▶ [AIM OF THE EXERCISE]
Report each line of the data that includes the word "JSON".

▶ [GIVEN INFORMATION]
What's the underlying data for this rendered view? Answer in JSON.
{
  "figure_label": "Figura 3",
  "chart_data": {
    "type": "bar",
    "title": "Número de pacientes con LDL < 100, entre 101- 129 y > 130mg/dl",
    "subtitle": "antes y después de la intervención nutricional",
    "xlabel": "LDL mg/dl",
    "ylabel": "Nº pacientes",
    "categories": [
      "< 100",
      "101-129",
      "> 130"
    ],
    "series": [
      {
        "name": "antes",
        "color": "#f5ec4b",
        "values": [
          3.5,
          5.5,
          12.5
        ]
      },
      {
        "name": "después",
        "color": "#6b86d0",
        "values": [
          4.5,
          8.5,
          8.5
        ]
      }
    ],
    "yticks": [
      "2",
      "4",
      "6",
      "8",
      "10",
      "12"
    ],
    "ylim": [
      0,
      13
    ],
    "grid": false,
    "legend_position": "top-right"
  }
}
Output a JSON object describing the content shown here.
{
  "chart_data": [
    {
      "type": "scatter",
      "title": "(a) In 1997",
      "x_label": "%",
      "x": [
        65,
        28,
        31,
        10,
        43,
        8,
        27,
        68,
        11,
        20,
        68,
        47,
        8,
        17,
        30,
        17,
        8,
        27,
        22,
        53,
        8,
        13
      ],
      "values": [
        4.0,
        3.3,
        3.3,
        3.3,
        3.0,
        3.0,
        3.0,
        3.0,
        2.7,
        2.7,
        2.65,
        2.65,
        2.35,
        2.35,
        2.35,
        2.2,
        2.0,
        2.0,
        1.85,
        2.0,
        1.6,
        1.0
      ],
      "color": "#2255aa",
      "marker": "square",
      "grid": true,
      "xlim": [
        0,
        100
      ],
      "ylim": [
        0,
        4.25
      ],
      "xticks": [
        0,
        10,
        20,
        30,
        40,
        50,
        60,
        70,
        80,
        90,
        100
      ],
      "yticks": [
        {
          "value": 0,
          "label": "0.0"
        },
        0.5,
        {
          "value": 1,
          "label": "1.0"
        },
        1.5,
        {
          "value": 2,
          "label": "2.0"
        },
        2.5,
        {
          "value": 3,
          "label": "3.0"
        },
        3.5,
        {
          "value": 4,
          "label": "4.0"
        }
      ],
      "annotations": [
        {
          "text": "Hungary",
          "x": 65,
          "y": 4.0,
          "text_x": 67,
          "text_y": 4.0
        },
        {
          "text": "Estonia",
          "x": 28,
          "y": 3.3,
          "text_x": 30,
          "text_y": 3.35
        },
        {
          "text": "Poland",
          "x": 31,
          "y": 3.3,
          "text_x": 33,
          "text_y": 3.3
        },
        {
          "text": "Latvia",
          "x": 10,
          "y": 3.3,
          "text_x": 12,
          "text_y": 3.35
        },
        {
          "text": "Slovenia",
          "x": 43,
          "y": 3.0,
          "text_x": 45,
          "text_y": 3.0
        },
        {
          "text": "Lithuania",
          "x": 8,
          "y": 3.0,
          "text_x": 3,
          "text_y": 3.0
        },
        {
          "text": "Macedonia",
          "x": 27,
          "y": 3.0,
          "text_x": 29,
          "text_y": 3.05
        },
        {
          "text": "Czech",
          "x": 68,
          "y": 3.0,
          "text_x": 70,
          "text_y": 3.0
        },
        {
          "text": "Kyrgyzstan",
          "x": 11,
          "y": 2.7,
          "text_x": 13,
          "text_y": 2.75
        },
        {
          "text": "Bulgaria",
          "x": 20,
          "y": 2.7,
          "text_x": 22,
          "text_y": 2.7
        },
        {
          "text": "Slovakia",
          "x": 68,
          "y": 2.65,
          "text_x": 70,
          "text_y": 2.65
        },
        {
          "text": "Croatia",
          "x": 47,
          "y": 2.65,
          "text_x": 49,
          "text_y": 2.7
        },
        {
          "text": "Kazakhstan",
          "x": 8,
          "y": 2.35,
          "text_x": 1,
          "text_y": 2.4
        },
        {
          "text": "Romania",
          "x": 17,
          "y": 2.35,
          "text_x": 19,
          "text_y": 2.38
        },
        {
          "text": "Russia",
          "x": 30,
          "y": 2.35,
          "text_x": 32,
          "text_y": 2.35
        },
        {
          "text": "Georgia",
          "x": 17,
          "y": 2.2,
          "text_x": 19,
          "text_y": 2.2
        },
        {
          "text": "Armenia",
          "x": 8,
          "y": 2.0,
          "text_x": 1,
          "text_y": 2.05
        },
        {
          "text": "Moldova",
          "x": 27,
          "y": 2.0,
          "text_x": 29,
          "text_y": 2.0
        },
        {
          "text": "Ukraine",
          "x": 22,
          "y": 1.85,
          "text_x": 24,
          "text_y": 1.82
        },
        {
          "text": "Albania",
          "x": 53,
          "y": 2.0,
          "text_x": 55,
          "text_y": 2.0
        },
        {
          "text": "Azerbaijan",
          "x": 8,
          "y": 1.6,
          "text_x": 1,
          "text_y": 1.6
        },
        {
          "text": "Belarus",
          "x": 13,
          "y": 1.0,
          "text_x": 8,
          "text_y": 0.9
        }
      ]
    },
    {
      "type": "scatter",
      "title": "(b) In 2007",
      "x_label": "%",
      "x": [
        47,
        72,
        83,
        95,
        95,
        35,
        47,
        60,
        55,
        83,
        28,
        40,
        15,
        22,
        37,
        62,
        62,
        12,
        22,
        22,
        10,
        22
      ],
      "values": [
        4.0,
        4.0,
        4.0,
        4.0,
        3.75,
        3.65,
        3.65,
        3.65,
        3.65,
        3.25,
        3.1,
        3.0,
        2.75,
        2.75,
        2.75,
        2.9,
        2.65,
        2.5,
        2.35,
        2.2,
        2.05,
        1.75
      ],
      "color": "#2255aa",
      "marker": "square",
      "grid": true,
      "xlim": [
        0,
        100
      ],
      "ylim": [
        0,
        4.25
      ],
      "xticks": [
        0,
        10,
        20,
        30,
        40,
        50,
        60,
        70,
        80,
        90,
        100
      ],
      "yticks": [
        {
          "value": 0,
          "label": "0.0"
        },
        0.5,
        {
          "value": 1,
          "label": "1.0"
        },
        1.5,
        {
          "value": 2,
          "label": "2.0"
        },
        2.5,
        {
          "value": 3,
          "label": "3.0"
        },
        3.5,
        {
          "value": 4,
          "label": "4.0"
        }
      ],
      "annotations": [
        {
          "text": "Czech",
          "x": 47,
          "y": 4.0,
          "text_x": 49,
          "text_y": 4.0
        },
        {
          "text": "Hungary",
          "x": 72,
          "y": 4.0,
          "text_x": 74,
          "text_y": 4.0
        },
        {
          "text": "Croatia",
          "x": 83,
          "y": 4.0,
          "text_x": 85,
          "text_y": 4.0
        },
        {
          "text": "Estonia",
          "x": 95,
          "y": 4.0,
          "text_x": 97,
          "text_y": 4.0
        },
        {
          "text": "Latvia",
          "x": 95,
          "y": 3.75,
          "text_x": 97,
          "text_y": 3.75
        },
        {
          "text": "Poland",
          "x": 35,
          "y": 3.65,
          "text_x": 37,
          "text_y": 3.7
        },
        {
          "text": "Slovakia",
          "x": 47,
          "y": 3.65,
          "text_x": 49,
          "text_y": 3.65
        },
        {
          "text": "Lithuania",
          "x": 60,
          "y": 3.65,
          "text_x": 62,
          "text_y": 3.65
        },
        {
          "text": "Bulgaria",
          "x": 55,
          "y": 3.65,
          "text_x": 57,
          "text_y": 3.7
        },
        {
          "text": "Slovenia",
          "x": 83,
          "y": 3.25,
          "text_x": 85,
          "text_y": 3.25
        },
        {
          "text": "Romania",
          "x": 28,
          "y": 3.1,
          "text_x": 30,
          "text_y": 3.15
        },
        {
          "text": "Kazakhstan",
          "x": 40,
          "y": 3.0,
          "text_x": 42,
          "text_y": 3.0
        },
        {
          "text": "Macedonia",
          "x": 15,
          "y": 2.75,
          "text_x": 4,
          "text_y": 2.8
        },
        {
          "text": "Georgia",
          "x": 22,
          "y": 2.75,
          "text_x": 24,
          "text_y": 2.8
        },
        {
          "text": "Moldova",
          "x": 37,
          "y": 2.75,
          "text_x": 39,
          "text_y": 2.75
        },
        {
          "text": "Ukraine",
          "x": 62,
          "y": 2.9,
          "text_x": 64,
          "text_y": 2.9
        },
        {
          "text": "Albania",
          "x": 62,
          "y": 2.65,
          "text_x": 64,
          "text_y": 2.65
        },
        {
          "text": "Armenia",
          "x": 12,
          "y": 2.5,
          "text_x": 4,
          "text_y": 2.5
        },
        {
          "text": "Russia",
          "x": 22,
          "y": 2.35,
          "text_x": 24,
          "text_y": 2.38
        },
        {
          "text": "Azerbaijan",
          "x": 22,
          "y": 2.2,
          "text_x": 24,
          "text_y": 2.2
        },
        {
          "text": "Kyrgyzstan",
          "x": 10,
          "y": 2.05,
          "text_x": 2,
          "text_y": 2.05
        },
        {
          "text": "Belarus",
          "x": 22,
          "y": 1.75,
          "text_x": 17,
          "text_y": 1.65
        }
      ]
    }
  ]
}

▶ [SOLUTION]
What's the underlying data for this rendered view? Answer in JSON.
Output a JSON object describing the content shown here.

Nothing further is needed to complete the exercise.